### Part of a data file
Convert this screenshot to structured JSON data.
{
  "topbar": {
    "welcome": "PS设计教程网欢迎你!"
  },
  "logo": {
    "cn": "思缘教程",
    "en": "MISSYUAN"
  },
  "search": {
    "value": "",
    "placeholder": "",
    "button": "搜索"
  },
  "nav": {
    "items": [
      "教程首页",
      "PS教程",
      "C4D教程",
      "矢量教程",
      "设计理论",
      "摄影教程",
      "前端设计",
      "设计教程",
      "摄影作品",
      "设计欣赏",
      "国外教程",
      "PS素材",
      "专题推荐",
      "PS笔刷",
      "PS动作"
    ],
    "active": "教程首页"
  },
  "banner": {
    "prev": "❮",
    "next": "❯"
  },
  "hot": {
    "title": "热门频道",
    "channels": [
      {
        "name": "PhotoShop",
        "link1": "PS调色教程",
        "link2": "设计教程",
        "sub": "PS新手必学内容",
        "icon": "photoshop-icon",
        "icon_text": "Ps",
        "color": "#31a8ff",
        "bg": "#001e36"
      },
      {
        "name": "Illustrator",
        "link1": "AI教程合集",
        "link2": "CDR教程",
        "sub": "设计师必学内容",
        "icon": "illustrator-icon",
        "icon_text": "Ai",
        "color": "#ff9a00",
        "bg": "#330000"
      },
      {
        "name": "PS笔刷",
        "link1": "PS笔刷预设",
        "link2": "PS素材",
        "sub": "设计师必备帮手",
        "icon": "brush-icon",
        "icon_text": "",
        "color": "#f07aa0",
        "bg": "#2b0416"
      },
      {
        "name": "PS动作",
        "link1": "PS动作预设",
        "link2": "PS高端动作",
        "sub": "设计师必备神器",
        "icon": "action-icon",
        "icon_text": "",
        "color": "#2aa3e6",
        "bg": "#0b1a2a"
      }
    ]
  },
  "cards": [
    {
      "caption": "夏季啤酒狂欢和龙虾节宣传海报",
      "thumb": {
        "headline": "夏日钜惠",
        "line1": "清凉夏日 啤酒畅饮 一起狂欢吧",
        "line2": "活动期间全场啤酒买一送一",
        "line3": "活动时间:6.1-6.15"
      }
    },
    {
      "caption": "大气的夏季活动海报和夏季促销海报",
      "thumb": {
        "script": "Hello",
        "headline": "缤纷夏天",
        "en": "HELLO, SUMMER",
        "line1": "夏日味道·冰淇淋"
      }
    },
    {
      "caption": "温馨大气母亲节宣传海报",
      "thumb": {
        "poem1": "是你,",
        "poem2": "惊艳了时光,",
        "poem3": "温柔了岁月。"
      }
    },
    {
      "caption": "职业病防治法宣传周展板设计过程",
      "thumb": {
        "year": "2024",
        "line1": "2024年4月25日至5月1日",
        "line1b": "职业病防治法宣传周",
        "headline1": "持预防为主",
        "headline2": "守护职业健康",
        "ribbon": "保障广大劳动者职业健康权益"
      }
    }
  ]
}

### Written problem
Return the whole listing exactly.

### Response to this task
Convert this screenshot to structured JSON data.
{
  "topbar": {
    "welcome": "PS设计教程网欢迎你!"
  },
  "logo": {
    "cn": "思缘教程",
    "en": "MISSYUAN"
  },
  "search": {
    "value": "",
    "placeholder": "",
    "button": "搜索"
  },
  "nav": {
    "items": [
      "教程首页",
      "PS教程",
      "C4D教程",
      "矢量教程",
      "设计理论",
      "摄影教程",
      "前端设计",
      "设计教程",
      "摄影作品",
      "设计欣赏",
      "国外教程",
      "PS素材",
      "专题推荐",
      "PS笔刷",
      "PS动作"
    ],
    "active": "教程首页"
  },
  "banner": {
    "prev": "❮",
    "next": "❯"
  },
  "hot": {
    "title": "热门频道",
    "channels": [
      {
        "name": "PhotoShop",
        "link1": "PS调色教程",
        "link2": "设计教程",
        "sub": "PS新手必学内容",
        "icon": "photoshop-icon",
        "icon_text": "Ps",
        "color": "#31a8ff",
        "bg": "#001e36"
      },
      {
        "name": "Illustrator",
        "link1": "AI教程合集",
        "link2": "CDR教程",
        "sub": "设计师必学内容",
        "icon": "illustrator-icon",
        "icon_text": "Ai",
        "color": "#ff9a00",
        "bg": "#330000"
      },
      {
        "name": "PS笔刷",
        "link1": "PS笔刷预设",
        "link2": "PS素材",
        "sub": "设计师必备帮手",
        "icon": "brush-icon",
        "icon_text": "",
        "color": "#f07aa0",
        "bg": "#2b0416"
      },
      {
        "name": "PS动作",
        "link1": "PS动作预设",
        "link2": "PS高端动作",
        "sub": "设计师必备神器",
        "icon": "action-icon",
        "icon_text": "",
        "color": "#2aa3e6",
        "bg": "#0b1a2a"
      }
    ]
  },
  "cards": [
    {
      "caption": "夏季啤酒狂欢和龙虾节宣传海报",
      "thumb": {
        "headline": "夏日钜惠",
        "line1": "清凉夏日 啤酒畅饮 一起狂欢吧",
        "line2": "活动期间全场啤酒买一送一",
        "line3": "活动时间:6.1-6.15"
      }
    },
    {
      "caption": "大气的夏季活动海报和夏季促销海报",
      "thumb": {
        "script": "Hello",
        "headline": "缤纷夏天",
        "en": "HELLO, SUMMER",
        "line1": "夏日味道·冰淇淋"
      }
    },
    {
      "caption": "温馨大气母亲节宣传海报",
      "thumb": {
        "poem1": "是你,",
        "poem2": "惊艳了时光,",
        "poem3": "温柔了岁月。"
      }
    },
    {
      "caption": "职业病防治法宣传周展板设计过程",
      "thumb": {
        "year": "2024",
        "line1": "2024年4月25日至5月1日",
        "line1b": "职业病防治法宣传周",
        "headline1": "持预防为主",
        "headline2": "守护职业健康",
        "ribbon": "保障广大劳动者职业健康权益"
      }
    }
  ]
}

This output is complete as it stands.